> WORK TO BE COMPLETED: Write out the data again exactly, skipping every picture.

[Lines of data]
........

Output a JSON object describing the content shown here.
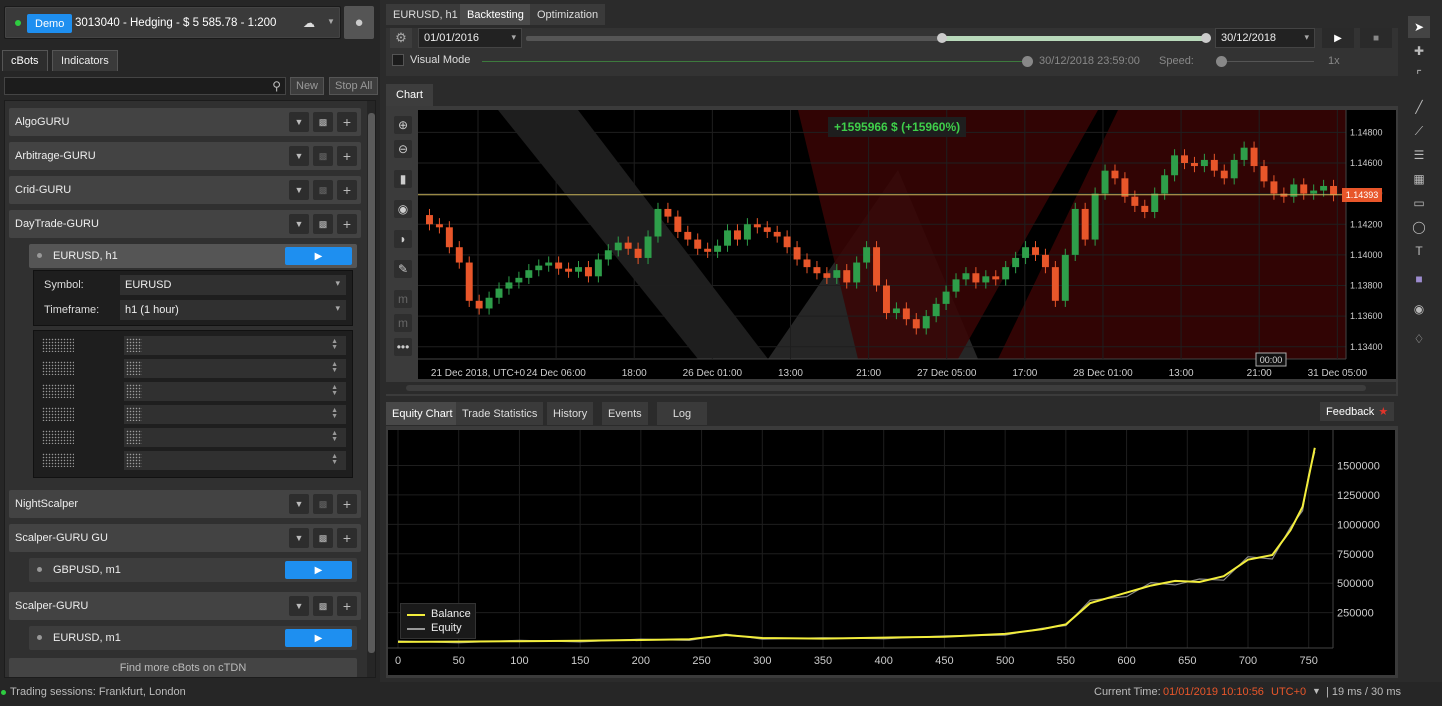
{
  "account": {
    "status_label": "Demo",
    "info": "3013040 - Hedging - $ 5 585.78 - 1:200"
  },
  "left_tabs": [
    "cBots",
    "Indicators"
  ],
  "left_toolbar": {
    "new": "New",
    "stop_all": "Stop All"
  },
  "bots": [
    {
      "name": "AlgoGURU"
    },
    {
      "name": "Arbitrage-GURU"
    },
    {
      "name": "Crid-GURU"
    },
    {
      "name": "DayTrade-GURU"
    },
    {
      "name": "NightScalper"
    },
    {
      "name": "Scalper-GURU GU"
    },
    {
      "name": "Scalper-GURU"
    }
  ],
  "instances": [
    {
      "name": "EURUSD, h1",
      "parent": "DayTrade-GURU"
    },
    {
      "name": "GBPUSD, m1",
      "parent": "Scalper-GURU GU"
    },
    {
      "name": "EURUSD, m1",
      "parent": "Scalper-GURU"
    }
  ],
  "params": [
    {
      "label": "Symbol:",
      "value": "EURUSD"
    },
    {
      "label": "Timeframe:",
      "value": "h1 (1 hour)"
    }
  ],
  "find_more": "Find more cBots on cTDN",
  "top_tabs": [
    "EURUSD, h1",
    "Backtesting",
    "Optimization"
  ],
  "backtest": {
    "from_date": "01/01/2016",
    "to_date": "30/12/2018",
    "visual_mode": "Visual Mode",
    "visual_time": "30/12/2018 23:59:00",
    "speed_label": "Speed:",
    "speed_value": "1x"
  },
  "chart_tab": "Chart",
  "bottom_tabs": [
    "Equity Chart",
    "Trade Statistics",
    "History",
    "Events",
    "Log"
  ],
  "feedback": "Feedback",
  "status": {
    "sessions": "Trading sessions:  Frankfurt, London",
    "current_label": "Current Time:",
    "current_time": "01/01/2019 10:10:56",
    "tz": "UTC+0",
    "latency": "| 19 ms / 30 ms"
  },
  "colors": {
    "accent": "#1e8ff0",
    "bull": "#2e9e4a",
    "bear": "#e8562a",
    "equity": "#f3ee3c"
  },
  "chart_data": [
    {
      "type": "candlestick",
      "symbol": "EURUSD, h1",
      "pl_label": "+1595966 $ (+15960%)",
      "current_price": "1.14393",
      "y_ticks": [
        "1.14800",
        "1.14600",
        "1.14400",
        "1.14200",
        "1.14000",
        "1.13800",
        "1.13600",
        "1.13400"
      ],
      "x_ticks": [
        "21 Dec 2018, UTC+0",
        "24 Dec 06:00",
        "18:00",
        "26 Dec 01:00",
        "13:00",
        "21:00",
        "27 Dec 05:00",
        "17:00",
        "28 Dec 01:00",
        "13:00",
        "21:00",
        "31 Dec 05:00"
      ],
      "cursor_label": "00:00",
      "close": [
        1.142,
        1.1418,
        1.1405,
        1.1395,
        1.137,
        1.1365,
        1.1372,
        1.1378,
        1.1382,
        1.1385,
        1.139,
        1.1393,
        1.1395,
        1.1391,
        1.1389,
        1.1392,
        1.1386,
        1.1397,
        1.1403,
        1.1408,
        1.1404,
        1.1398,
        1.1412,
        1.143,
        1.1425,
        1.1415,
        1.141,
        1.1404,
        1.1402,
        1.1406,
        1.1416,
        1.141,
        1.142,
        1.1418,
        1.1415,
        1.1412,
        1.1405,
        1.1397,
        1.1392,
        1.1388,
        1.1385,
        1.139,
        1.1382,
        1.1395,
        1.1405,
        1.138,
        1.1362,
        1.1365,
        1.1358,
        1.1352,
        1.136,
        1.1368,
        1.1376,
        1.1384,
        1.1388,
        1.1382,
        1.1386,
        1.1384,
        1.1392,
        1.1398,
        1.1405,
        1.14,
        1.1392,
        1.137,
        1.14,
        1.143,
        1.141,
        1.144,
        1.1455,
        1.145,
        1.1438,
        1.1432,
        1.1428,
        1.144,
        1.1452,
        1.1465,
        1.146,
        1.1458,
        1.1462,
        1.1455,
        1.145,
        1.1462,
        1.147,
        1.1458,
        1.1448,
        1.144,
        1.1438,
        1.1446,
        1.144,
        1.1442,
        1.1445,
        1.1439
      ],
      "open_note": "each candle opens at the previous close"
    },
    {
      "type": "line",
      "title": "",
      "series": [
        {
          "name": "Balance"
        },
        {
          "name": "Equity"
        }
      ],
      "x_ticks": [
        0,
        50,
        100,
        150,
        200,
        250,
        300,
        350,
        400,
        450,
        500,
        550,
        600,
        650,
        700,
        750
      ],
      "y_ticks": [
        250000,
        500000,
        750000,
        1000000,
        1250000,
        1500000
      ],
      "ylim": [
        -50000,
        1750000
      ],
      "x": [
        0,
        50,
        100,
        150,
        200,
        240,
        270,
        300,
        350,
        400,
        450,
        500,
        530,
        550,
        570,
        600,
        620,
        640,
        660,
        680,
        700,
        720,
        735,
        745,
        750,
        755
      ],
      "y": [
        2000,
        4000,
        8000,
        12000,
        18000,
        25000,
        60000,
        35000,
        30000,
        38000,
        45000,
        70000,
        110000,
        150000,
        330000,
        420000,
        480000,
        520000,
        510000,
        560000,
        700000,
        740000,
        950000,
        1150000,
        1400000,
        1650000
      ]
    }
  ]
}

........

> OUTPUT BELOW:
Output a JSON object describing the content shown here.
{
  "account": {
    "status_label": "Demo",
    "info": "3013040 - Hedging - $ 5 585.78 - 1:200"
  },
  "left_tabs": [
    "cBots",
    "Indicators"
  ],
  "left_toolbar": {
    "new": "New",
    "stop_all": "Stop All"
  },
  "bots": [
    {
      "name": "AlgoGURU"
    },
    {
      "name": "Arbitrage-GURU"
    },
    {
      "name": "Crid-GURU"
    },
    {
      "name": "DayTrade-GURU"
    },
    {
      "name": "NightScalper"
    },
    {
      "name": "Scalper-GURU GU"
    },
    {
      "name": "Scalper-GURU"
    }
  ],
  "instances": [
    {
      "name": "EURUSD, h1",
      "parent": "DayTrade-GURU"
    },
    {
      "name": "GBPUSD, m1",
      "parent": "Scalper-GURU GU"
    },
    {
      "name": "EURUSD, m1",
      "parent": "Scalper-GURU"
    }
  ],
  "params": [
    {
      "label": "Symbol:",
      "value": "EURUSD"
    },
    {
      "label": "Timeframe:",
      "value": "h1 (1 hour)"
    }
  ],
  "find_more": "Find more cBots on cTDN",
  "top_tabs": [
    "EURUSD, h1",
    "Backtesting",
    "Optimization"
  ],
  "backtest": {
    "from_date": "01/01/2016",
    "to_date": "30/12/2018",
    "visual_mode": "Visual Mode",
    "visual_time": "30/12/2018 23:59:00",
    "speed_label": "Speed:",
    "speed_value": "1x"
  },
  "chart_tab": "Chart",
  "bottom_tabs": [
    "Equity Chart",
    "Trade Statistics",
    "History",
    "Events",
    "Log"
  ],
  "feedback": "Feedback",
  "status": {
    "sessions": "Trading sessions:  Frankfurt, London",
    "current_label": "Current Time:",
    "current_time": "01/01/2019 10:10:56",
    "tz": "UTC+0",
    "latency": "| 19 ms / 30 ms"
  },
  "colors": {
    "accent": "#1e8ff0",
    "bull": "#2e9e4a",
    "bear": "#e8562a",
    "equity": "#f3ee3c"
  },
  "chart_data": [
    {
      "type": "candlestick",
      "symbol": "EURUSD, h1",
      "pl_label": "+1595966 $ (+15960%)",
      "current_price": "1.14393",
      "y_ticks": [
        "1.14800",
        "1.14600",
        "1.14400",
        "1.14200",
        "1.14000",
        "1.13800",
        "1.13600",
        "1.13400"
      ],
      "x_ticks": [
        "21 Dec 2018, UTC+0",
        "24 Dec 06:00",
        "18:00",
        "26 Dec 01:00",
        "13:00",
        "21:00",
        "27 Dec 05:00",
        "17:00",
        "28 Dec 01:00",
        "13:00",
        "21:00",
        "31 Dec 05:00"
      ],
      "cursor_label": "00:00",
      "close": [
        1.142,
        1.1418,
        1.1405,
        1.1395,
        1.137,
        1.1365,
        1.1372,
        1.1378,
        1.1382,
        1.1385,
        1.139,
        1.1393,
        1.1395,
        1.1391,
        1.1389,
        1.1392,
        1.1386,
        1.1397,
        1.1403,
        1.1408,
        1.1404,
        1.1398,
        1.1412,
        1.143,
        1.1425,
        1.1415,
        1.141,
        1.1404,
        1.1402,
        1.1406,
        1.1416,
        1.141,
        1.142,
        1.1418,
        1.1415,
        1.1412,
        1.1405,
        1.1397,
        1.1392,
        1.1388,
        1.1385,
        1.139,
        1.1382,
        1.1395,
        1.1405,
        1.138,
        1.1362,
        1.1365,
        1.1358,
        1.1352,
        1.136,
        1.1368,
        1.1376,
        1.1384,
        1.1388,
        1.1382,
        1.1386,
        1.1384,
        1.1392,
        1.1398,
        1.1405,
        1.14,
        1.1392,
        1.137,
        1.14,
        1.143,
        1.141,
        1.144,
        1.1455,
        1.145,
        1.1438,
        1.1432,
        1.1428,
        1.144,
        1.1452,
        1.1465,
        1.146,
        1.1458,
        1.1462,
        1.1455,
        1.145,
        1.1462,
        1.147,
        1.1458,
        1.1448,
        1.144,
        1.1438,
        1.1446,
        1.144,
        1.1442,
        1.1445,
        1.1439
      ],
      "open_note": "each candle opens at the previous close"
    },
    {
      "type": "line",
      "title": "",
      "series": [
        {
          "name": "Balance"
        },
        {
          "name": "Equity"
        }
      ],
      "x_ticks": [
        0,
        50,
        100,
        150,
        200,
        250,
        300,
        350,
        400,
        450,
        500,
        550,
        600,
        650,
        700,
        750
      ],
      "y_ticks": [
        250000,
        500000,
        750000,
        1000000,
        1250000,
        1500000
      ],
      "ylim": [
        -50000,
        1750000
      ],
      "x": [
        0,
        50,
        100,
        150,
        200,
        240,
        270,
        300,
        350,
        400,
        450,
        500,
        530,
        550,
        570,
        600,
        620,
        640,
        660,
        680,
        700,
        720,
        735,
        745,
        750,
        755
      ],
      "y": [
        2000,
        4000,
        8000,
        12000,
        18000,
        25000,
        60000,
        35000,
        30000,
        38000,
        45000,
        70000,
        110000,
        150000,
        330000,
        420000,
        480000,
        520000,
        510000,
        560000,
        700000,
        740000,
        950000,
        1150000,
        1400000,
        1650000
      ]
    }
  ]
}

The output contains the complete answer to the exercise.